» **Data under study**
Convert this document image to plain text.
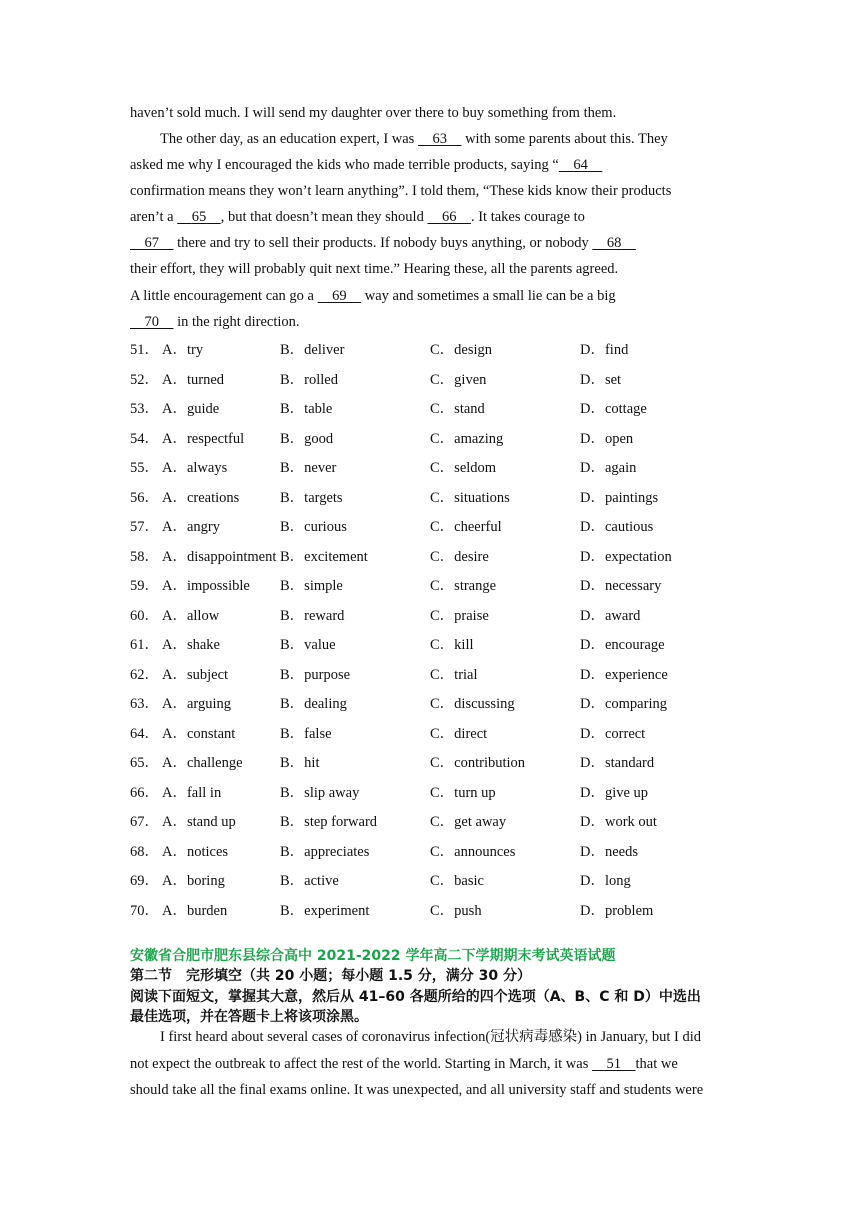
haven’t sold much. I will send my daughter over there to buy something from them.
The other day, as an education expert, I was     63     with some parents about this. They
asked me why I encouraged the kids who made terrible products, saying “ 64
confirmation means they won’t learn anything”. I told them, “These kids know their products
aren’t a     65 , but that doesn’t mean they should     66 . It takes courage to
67     there and try to sell their products. If nobody buys anything, or nobody     68
their effort, they will probably quit next time.” Hearing these, all the parents agreed.
A little encouragement can go a     69     way and sometimes a small lie can be a big
70     in the right direction.
51． A．try	B．deliver	C．design	D．find
52． A．turned	B．rolled	C．given	D．set
53． A．guide	B．table	C．stand	D．cottage
54． A．respectful B．good	C．amazing	D．open
55． A．always	B．never	C．seldom	D．again
56． A．creations	B．targets	C．situations	D．paintings
57． A．angry	B．curious	C．cheerful	D．cautious
58． A．disappointment B．excitement	C．desire	D．expectation
59． A．impossible B．simple	C．strange	D．necessary
60． A．allow	B．reward	C．praise	D．award
61． A．shake	B．value	C．kill	D．encourage
62． A．subject	B．purpose	C．trial	D．experience
63． A．arguing	B．dealing	C．discussing	D．comparing
64． A．constant	B．false	C．direct	D．correct
65． A．challenge	B．hit	C．contribution	D．standard
66． A．fall in	B．slip away	C．turn up	D．give up
67． A．stand up	B．step forward	C．get away	D．work out
68． A．notices	B．appreciates	C．announces	D．needs
69． A．boring	B．active	C．basic	D．long
70． A．burden	B．experiment	C．push	D．problem
安徽省合肥市肥东县综合高中 2021-2022 学年高二下学期期末考试英语试题
第二节　完形填空（共 20 小题；每小题 1.5 分，满分 30 分）
阅读下面短文，掌握其大意，然后从 41–60 各题所给的四个选项（A、B、C 和 D）中选出
最佳选项，并在答题卡上将该项涂黑。
I first heard about several cases of coronavirus infection(冠状病毒感染) in January, but I did
not expect the outbreak to affect the rest of the world. Starting in March, it was     51 that we
should take all the final exams online. It was unexpected, and all university staff and students were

» **Aim of the exercise**
When the word "away" occurs in a line above, list that line.

» **Written answer**
66． A．fall in	B．slip away	C．turn up	D．give up
67． A．stand up	B．step forward	C．get away	D．work out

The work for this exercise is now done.